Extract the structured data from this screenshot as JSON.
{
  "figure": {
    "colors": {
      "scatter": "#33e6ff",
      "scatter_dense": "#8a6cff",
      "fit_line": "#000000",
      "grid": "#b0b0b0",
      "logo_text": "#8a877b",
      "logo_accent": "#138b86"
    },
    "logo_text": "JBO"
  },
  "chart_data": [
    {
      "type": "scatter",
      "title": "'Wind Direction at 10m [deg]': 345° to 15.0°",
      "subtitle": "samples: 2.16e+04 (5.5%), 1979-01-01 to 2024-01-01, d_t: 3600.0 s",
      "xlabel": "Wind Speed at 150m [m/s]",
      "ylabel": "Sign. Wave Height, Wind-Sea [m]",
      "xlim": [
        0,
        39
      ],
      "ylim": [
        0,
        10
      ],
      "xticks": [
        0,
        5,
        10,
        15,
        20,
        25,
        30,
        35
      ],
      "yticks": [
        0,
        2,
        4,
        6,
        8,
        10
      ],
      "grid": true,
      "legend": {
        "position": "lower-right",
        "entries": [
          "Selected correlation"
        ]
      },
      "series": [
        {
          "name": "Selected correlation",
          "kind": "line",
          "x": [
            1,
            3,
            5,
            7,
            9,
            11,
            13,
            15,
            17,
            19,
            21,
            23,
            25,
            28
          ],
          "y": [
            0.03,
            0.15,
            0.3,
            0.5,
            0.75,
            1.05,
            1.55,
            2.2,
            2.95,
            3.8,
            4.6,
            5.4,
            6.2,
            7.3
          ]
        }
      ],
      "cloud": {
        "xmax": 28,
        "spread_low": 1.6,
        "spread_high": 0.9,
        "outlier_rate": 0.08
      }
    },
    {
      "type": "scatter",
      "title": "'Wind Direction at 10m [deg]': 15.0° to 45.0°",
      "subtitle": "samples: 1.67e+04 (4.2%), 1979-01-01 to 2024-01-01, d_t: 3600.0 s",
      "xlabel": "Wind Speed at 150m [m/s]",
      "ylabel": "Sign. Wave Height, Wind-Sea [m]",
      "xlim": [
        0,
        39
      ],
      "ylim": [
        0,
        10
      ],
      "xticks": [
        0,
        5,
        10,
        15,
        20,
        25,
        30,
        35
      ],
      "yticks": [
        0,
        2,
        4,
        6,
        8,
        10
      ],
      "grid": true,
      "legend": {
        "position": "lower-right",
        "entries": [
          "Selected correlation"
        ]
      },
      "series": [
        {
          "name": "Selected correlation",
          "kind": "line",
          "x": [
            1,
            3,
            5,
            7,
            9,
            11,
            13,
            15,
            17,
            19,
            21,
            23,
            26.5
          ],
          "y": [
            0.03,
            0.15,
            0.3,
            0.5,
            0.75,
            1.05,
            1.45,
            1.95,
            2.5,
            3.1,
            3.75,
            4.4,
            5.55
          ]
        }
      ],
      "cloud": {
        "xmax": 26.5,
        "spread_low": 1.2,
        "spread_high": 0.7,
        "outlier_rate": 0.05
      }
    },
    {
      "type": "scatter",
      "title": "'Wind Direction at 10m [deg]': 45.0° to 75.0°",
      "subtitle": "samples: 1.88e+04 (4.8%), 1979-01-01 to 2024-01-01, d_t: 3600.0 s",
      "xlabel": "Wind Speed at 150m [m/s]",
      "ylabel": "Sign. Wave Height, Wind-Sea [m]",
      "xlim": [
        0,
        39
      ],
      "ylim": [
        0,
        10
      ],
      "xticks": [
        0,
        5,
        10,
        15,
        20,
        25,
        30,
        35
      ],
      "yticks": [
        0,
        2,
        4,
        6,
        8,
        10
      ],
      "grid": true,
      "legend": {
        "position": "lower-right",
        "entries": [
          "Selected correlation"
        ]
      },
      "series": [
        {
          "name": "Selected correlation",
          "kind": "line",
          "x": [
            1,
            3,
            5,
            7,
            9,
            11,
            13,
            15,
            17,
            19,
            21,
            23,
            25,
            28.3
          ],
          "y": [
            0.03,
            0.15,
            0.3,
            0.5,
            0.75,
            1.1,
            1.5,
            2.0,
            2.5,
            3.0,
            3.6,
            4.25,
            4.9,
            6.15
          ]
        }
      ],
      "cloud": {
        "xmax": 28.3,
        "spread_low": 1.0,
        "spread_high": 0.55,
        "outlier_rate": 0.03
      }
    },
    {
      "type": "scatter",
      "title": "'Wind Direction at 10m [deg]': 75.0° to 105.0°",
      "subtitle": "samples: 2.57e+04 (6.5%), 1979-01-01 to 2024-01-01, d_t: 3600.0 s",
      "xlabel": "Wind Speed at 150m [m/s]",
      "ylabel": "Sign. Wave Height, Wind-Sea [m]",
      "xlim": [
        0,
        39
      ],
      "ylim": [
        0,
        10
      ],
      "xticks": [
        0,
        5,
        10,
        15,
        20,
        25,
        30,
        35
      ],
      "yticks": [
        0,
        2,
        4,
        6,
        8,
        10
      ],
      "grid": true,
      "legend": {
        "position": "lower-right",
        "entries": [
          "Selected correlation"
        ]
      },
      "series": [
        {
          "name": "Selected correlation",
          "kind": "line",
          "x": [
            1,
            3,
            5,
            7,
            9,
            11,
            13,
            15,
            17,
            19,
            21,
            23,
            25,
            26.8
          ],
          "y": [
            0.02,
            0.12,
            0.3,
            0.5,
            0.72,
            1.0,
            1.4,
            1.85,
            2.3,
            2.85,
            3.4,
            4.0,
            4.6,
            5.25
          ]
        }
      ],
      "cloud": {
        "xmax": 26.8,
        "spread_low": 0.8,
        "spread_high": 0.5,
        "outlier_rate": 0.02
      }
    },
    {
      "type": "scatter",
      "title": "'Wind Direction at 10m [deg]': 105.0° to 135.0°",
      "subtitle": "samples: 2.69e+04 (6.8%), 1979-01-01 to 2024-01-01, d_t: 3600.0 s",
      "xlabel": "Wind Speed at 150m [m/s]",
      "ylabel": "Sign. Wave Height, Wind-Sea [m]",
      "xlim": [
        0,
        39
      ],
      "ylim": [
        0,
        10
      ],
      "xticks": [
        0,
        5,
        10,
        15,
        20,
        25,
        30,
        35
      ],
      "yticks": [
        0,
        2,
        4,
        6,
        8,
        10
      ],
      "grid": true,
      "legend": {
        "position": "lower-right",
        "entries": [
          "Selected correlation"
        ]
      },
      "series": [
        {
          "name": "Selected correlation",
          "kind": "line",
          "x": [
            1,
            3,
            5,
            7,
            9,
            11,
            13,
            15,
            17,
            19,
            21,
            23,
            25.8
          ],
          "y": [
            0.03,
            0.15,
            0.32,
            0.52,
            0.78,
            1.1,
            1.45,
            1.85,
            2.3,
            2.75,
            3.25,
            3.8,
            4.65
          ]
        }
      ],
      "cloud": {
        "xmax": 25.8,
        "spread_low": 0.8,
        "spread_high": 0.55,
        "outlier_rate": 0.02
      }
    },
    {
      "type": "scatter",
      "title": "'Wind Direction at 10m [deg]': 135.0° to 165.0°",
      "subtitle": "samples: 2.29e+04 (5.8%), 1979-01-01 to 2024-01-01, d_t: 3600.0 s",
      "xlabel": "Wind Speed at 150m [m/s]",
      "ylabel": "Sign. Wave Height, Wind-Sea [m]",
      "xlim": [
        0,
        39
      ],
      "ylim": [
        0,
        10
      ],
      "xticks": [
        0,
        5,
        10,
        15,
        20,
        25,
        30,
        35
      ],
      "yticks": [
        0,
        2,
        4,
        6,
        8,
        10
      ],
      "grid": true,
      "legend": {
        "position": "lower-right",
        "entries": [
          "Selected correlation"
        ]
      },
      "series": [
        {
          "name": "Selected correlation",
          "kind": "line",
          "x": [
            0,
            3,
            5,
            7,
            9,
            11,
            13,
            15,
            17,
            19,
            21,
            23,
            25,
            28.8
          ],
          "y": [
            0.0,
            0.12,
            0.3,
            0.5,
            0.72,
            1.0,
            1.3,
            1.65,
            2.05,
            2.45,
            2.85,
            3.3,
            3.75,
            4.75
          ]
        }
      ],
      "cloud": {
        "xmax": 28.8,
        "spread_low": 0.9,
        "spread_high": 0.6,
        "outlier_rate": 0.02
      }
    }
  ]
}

### Problem statement
List the lines that contain the word "samples".

### Exercise result
      "subtitle": "samples: 2.16e+04 (5.5%), 1979-01-01 to 2024-01-01, d_t: 3600.0 s",
      "subtitle": "samples: 1.67e+04 (4.2%), 1979-01-01 to 2024-01-01, d_t: 3600.0 s",
      "subtitle": "samples: 1.88e+04 (4.8%), 1979-01-01 to 2024-01-01, d_t: 3600.0 s",
      "subtitle": "samples: 2.57e+04 (6.5%), 1979-01-01 to 2024-01-01, d_t: 3600.0 s",
      "subtitle": "samples: 2.69e+04 (6.8%), 1979-01-01 to 2024-01-01, d_t: 3600.0 s",
      "subtitle": "samples: 2.29e+04 (5.8%), 1979-01-01 to 2024-01-01, d_t: 3600.0 s",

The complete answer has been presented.